Brief
Write out the material exactly, leaving every picture behind.
++++
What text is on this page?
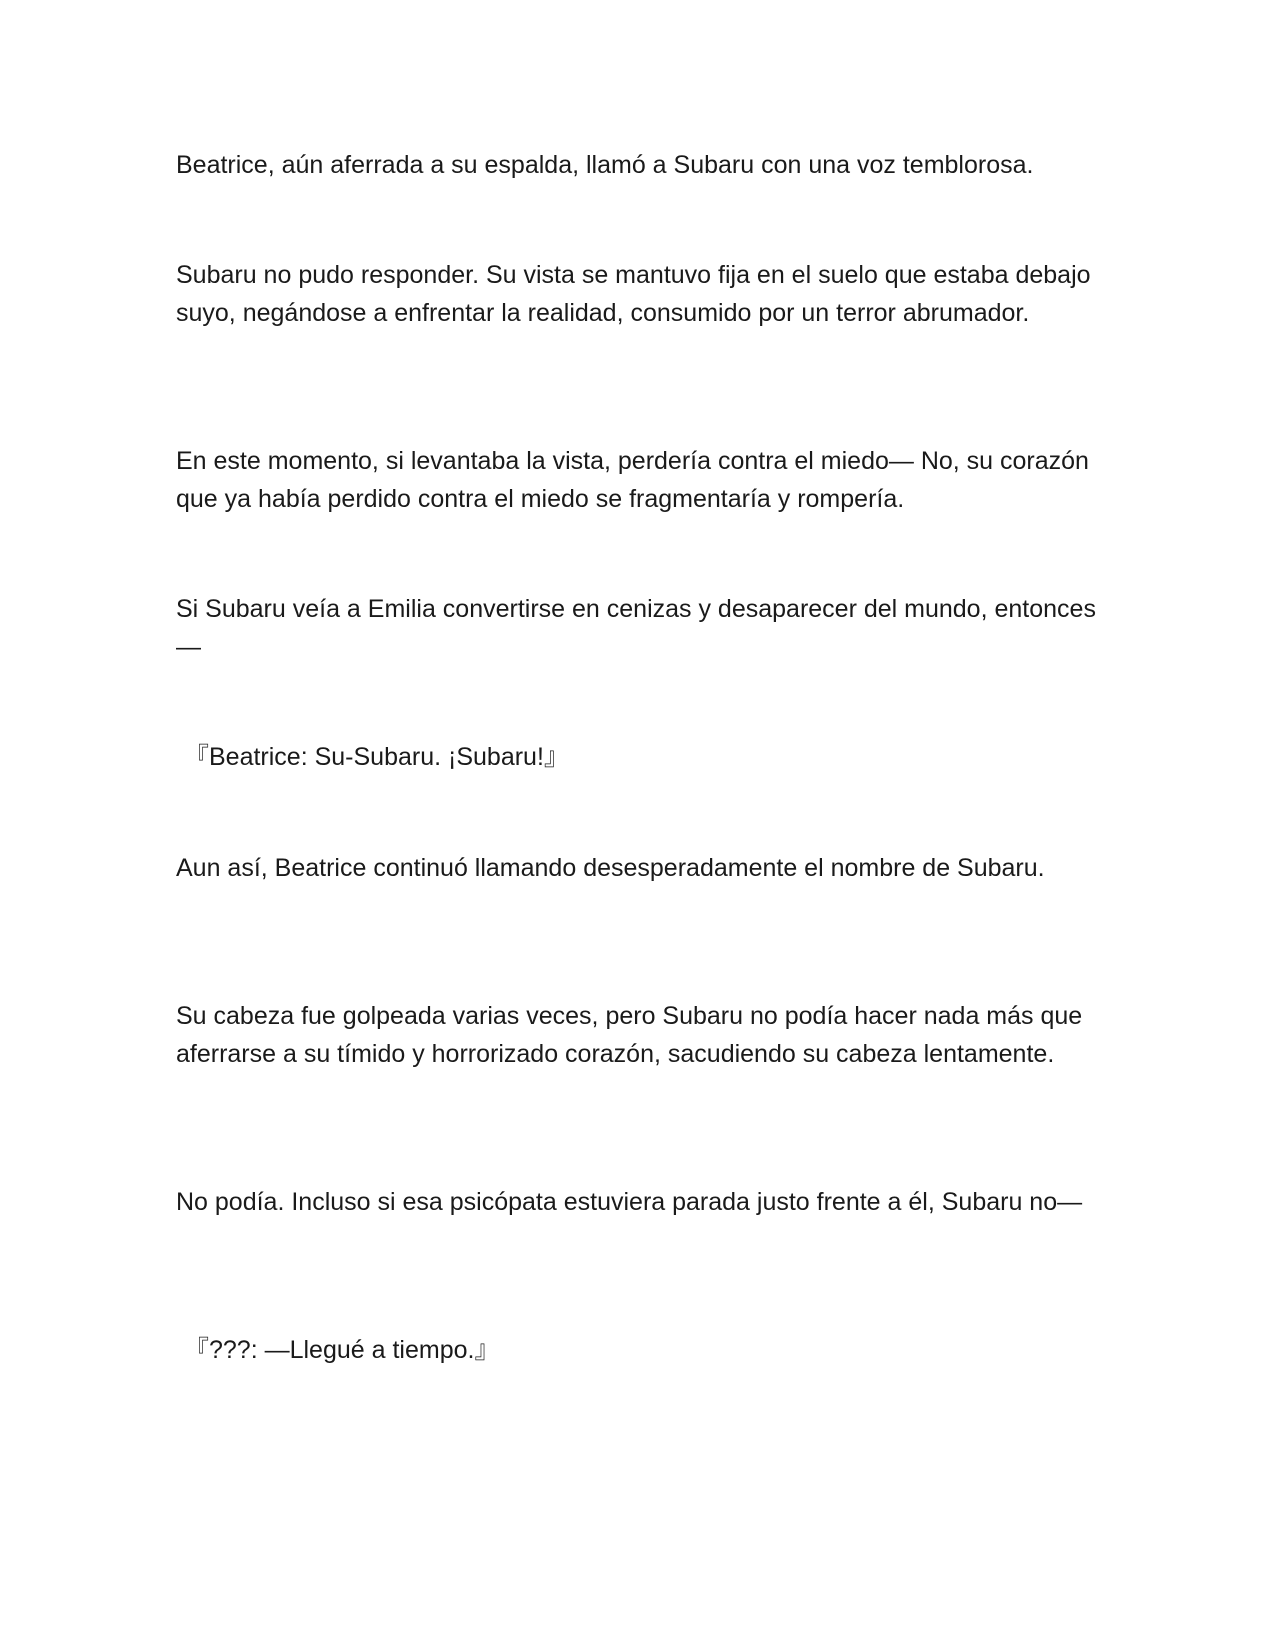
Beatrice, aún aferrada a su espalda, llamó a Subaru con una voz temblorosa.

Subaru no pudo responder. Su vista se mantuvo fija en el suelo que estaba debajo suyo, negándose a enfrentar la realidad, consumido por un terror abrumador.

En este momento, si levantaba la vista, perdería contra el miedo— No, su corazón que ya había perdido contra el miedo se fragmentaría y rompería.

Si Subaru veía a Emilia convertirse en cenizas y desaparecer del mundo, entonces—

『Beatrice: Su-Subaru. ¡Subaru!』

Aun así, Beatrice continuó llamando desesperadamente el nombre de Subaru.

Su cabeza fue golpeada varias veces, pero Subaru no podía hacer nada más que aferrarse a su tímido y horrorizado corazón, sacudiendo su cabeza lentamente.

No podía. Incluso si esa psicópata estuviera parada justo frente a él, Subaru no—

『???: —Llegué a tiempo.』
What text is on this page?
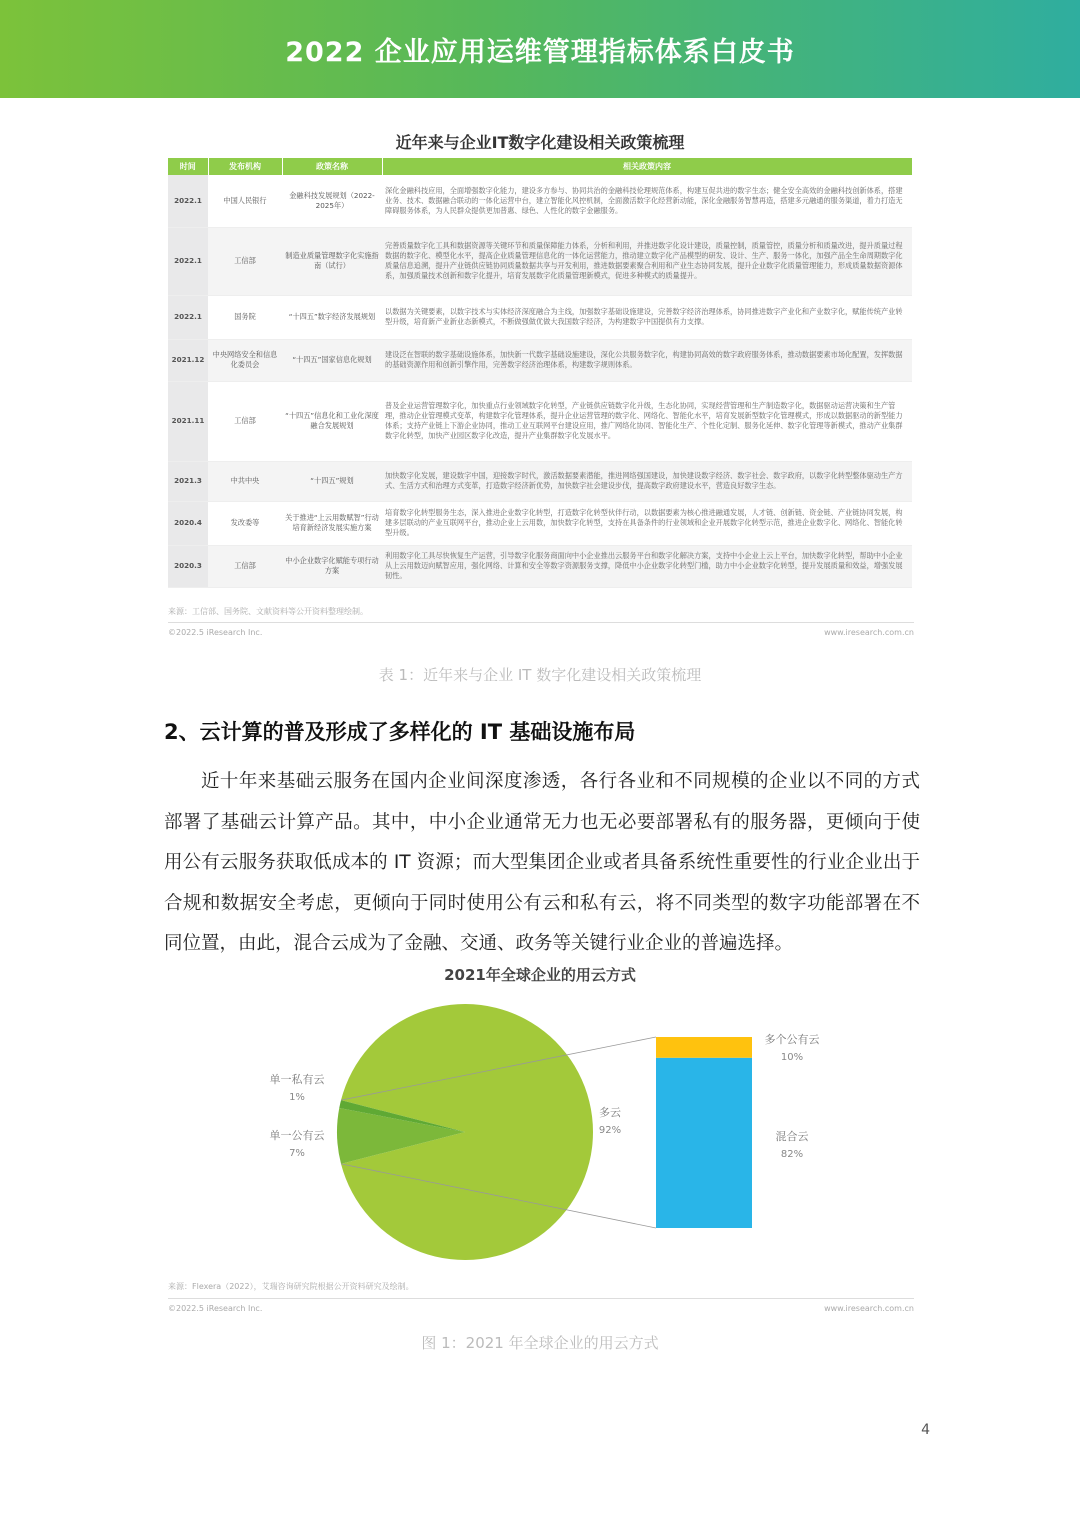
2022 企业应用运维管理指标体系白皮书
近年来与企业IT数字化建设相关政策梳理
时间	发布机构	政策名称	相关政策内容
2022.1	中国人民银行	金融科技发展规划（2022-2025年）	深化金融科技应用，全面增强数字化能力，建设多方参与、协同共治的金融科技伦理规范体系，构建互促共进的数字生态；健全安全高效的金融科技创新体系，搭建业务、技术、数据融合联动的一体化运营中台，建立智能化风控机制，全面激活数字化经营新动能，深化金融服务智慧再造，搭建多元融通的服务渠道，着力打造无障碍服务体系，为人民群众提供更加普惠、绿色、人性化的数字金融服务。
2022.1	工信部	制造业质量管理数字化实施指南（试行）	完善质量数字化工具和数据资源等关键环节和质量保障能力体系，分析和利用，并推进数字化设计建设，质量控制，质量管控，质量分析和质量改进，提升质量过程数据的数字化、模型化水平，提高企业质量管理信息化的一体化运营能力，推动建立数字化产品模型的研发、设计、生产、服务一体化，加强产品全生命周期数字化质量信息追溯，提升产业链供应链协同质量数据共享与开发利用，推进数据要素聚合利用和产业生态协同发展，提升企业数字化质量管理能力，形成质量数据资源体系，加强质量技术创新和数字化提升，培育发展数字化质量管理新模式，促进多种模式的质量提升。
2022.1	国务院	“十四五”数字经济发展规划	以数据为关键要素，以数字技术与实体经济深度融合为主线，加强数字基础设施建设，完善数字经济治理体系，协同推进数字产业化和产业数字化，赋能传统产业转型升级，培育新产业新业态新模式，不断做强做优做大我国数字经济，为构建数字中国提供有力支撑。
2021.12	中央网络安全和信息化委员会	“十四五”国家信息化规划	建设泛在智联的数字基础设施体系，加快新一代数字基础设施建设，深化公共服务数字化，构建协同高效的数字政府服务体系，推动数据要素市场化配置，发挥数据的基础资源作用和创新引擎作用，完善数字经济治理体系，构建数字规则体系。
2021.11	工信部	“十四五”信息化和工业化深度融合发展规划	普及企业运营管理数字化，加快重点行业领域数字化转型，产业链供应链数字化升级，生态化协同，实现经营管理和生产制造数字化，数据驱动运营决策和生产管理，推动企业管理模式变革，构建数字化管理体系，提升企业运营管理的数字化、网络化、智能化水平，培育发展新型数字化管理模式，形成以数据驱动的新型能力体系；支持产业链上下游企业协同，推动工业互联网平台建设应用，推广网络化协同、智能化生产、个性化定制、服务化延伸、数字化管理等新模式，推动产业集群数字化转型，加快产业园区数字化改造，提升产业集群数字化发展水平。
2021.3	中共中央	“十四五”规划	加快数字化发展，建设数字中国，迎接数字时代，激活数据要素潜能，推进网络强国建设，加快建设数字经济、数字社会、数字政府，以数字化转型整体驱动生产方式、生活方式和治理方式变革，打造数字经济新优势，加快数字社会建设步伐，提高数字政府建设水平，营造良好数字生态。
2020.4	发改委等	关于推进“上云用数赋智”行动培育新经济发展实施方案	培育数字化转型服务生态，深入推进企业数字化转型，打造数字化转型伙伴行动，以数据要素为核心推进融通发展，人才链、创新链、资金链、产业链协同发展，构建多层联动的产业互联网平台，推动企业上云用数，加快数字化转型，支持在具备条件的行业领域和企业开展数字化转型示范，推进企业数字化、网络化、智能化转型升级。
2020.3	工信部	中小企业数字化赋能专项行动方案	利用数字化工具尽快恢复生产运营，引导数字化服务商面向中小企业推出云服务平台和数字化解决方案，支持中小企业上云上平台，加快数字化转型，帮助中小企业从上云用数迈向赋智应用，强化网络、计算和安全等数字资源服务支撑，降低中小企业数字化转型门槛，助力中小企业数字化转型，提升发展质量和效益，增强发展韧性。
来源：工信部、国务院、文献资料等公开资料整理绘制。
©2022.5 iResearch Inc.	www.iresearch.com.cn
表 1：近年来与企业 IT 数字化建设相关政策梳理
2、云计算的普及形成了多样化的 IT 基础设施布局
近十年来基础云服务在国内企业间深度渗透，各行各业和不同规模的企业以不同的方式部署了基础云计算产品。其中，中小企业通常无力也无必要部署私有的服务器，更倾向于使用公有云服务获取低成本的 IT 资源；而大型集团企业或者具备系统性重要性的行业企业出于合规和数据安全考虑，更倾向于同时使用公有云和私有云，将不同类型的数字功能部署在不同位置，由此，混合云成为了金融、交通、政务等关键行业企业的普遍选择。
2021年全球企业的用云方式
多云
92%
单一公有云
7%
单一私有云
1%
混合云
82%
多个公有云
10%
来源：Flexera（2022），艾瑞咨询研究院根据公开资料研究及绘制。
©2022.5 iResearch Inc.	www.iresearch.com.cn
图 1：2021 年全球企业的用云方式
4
++++
Full answer
What text is on this page?
Beatrice, aún aferrada a su espalda, llamó a Subaru con una voz temblorosa.

Subaru no pudo responder. Su vista se mantuvo fija en el suelo que estaba debajo suyo, negándose a enfrentar la realidad, consumido por un terror abrumador.

En este momento, si levantaba la vista, perdería contra el miedo— No, su corazón que ya había perdido contra el miedo se fragmentaría y rompería.

Si Subaru veía a Emilia convertirse en cenizas y desaparecer del mundo, entonces—

『Beatrice: Su-Subaru. ¡Subaru!』

Aun así, Beatrice continuó llamando desesperadamente el nombre de Subaru.

Su cabeza fue golpeada varias veces, pero Subaru no podía hacer nada más que aferrarse a su tímido y horrorizado corazón, sacudiendo su cabeza lentamente.

No podía. Incluso si esa psicópata estuviera parada justo frente a él, Subaru no—

『???: —Llegué a tiempo.』
What text is on this page?
2022 企业应用运维管理指标体系白皮书
近年来与企业IT数字化建设相关政策梳理
时间	发布机构	政策名称	相关政策内容
2022.1	中国人民银行	金融科技发展规划（2022-2025年）	深化金融科技应用，全面增强数字化能力，建设多方参与、协同共治的金融科技伦理规范体系，构建互促共进的数字生态；健全安全高效的金融科技创新体系，搭建业务、技术、数据融合联动的一体化运营中台，建立智能化风控机制，全面激活数字化经营新动能，深化金融服务智慧再造，搭建多元融通的服务渠道，着力打造无障碍服务体系，为人民群众提供更加普惠、绿色、人性化的数字金融服务。
2022.1	工信部	制造业质量管理数字化实施指南（试行）	完善质量数字化工具和数据资源等关键环节和质量保障能力体系，分析和利用，并推进数字化设计建设，质量控制，质量管控，质量分析和质量改进，提升质量过程数据的数字化、模型化水平，提高企业质量管理信息化的一体化运营能力，推动建立数字化产品模型的研发、设计、生产、服务一体化，加强产品全生命周期数字化质量信息追溯，提升产业链供应链协同质量数据共享与开发利用，推进数据要素聚合利用和产业生态协同发展，提升企业数字化质量管理能力，形成质量数据资源体系，加强质量技术创新和数字化提升，培育发展数字化质量管理新模式，促进多种模式的质量提升。
2022.1	国务院	“十四五”数字经济发展规划	以数据为关键要素，以数字技术与实体经济深度融合为主线，加强数字基础设施建设，完善数字经济治理体系，协同推进数字产业化和产业数字化，赋能传统产业转型升级，培育新产业新业态新模式，不断做强做优做大我国数字经济，为构建数字中国提供有力支撑。
2021.12	中央网络安全和信息化委员会	“十四五”国家信息化规划	建设泛在智联的数字基础设施体系，加快新一代数字基础设施建设，深化公共服务数字化，构建协同高效的数字政府服务体系，推动数据要素市场化配置，发挥数据的基础资源作用和创新引擎作用，完善数字经济治理体系，构建数字规则体系。
2021.11	工信部	“十四五”信息化和工业化深度融合发展规划	普及企业运营管理数字化，加快重点行业领域数字化转型，产业链供应链数字化升级，生态化协同，实现经营管理和生产制造数字化，数据驱动运营决策和生产管理，推动企业管理模式变革，构建数字化管理体系，提升企业运营管理的数字化、网络化、智能化水平，培育发展新型数字化管理模式，形成以数据驱动的新型能力体系；支持产业链上下游企业协同，推动工业互联网平台建设应用，推广网络化协同、智能化生产、个性化定制、服务化延伸、数字化管理等新模式，推动产业集群数字化转型，加快产业园区数字化改造，提升产业集群数字化发展水平。
2021.3	中共中央	“十四五”规划	加快数字化发展，建设数字中国，迎接数字时代，激活数据要素潜能，推进网络强国建设，加快建设数字经济、数字社会、数字政府，以数字化转型整体驱动生产方式、生活方式和治理方式变革，打造数字经济新优势，加快数字社会建设步伐，提高数字政府建设水平，营造良好数字生态。
2020.4	发改委等	关于推进“上云用数赋智”行动培育新经济发展实施方案	培育数字化转型服务生态，深入推进企业数字化转型，打造数字化转型伙伴行动，以数据要素为核心推进融通发展，人才链、创新链、资金链、产业链协同发展，构建多层联动的产业互联网平台，推动企业上云用数，加快数字化转型，支持在具备条件的行业领域和企业开展数字化转型示范，推进企业数字化、网络化、智能化转型升级。
2020.3	工信部	中小企业数字化赋能专项行动方案	利用数字化工具尽快恢复生产运营，引导数字化服务商面向中小企业推出云服务平台和数字化解决方案，支持中小企业上云上平台，加快数字化转型，帮助中小企业从上云用数迈向赋智应用，强化网络、计算和安全等数字资源服务支撑，降低中小企业数字化转型门槛，助力中小企业数字化转型，提升发展质量和效益，增强发展韧性。
来源：工信部、国务院、文献资料等公开资料整理绘制。
©2022.5 iResearch Inc.	www.iresearch.com.cn
表 1：近年来与企业 IT 数字化建设相关政策梳理
2、云计算的普及形成了多样化的 IT 基础设施布局
近十年来基础云服务在国内企业间深度渗透，各行各业和不同规模的企业以不同的方式部署了基础云计算产品。其中，中小企业通常无力也无必要部署私有的服务器，更倾向于使用公有云服务获取低成本的 IT 资源；而大型集团企业或者具备系统性重要性的行业企业出于合规和数据安全考虑，更倾向于同时使用公有云和私有云，将不同类型的数字功能部署在不同位置，由此，混合云成为了金融、交通、政务等关键行业企业的普遍选择。
2021年全球企业的用云方式
多云
92%
单一公有云
7%
单一私有云
1%
混合云
82%
多个公有云
10%
来源：Flexera（2022），艾瑞咨询研究院根据公开资料研究及绘制。
©2022.5 iResearch Inc.	www.iresearch.com.cn
图 1：2021 年全球企业的用云方式
4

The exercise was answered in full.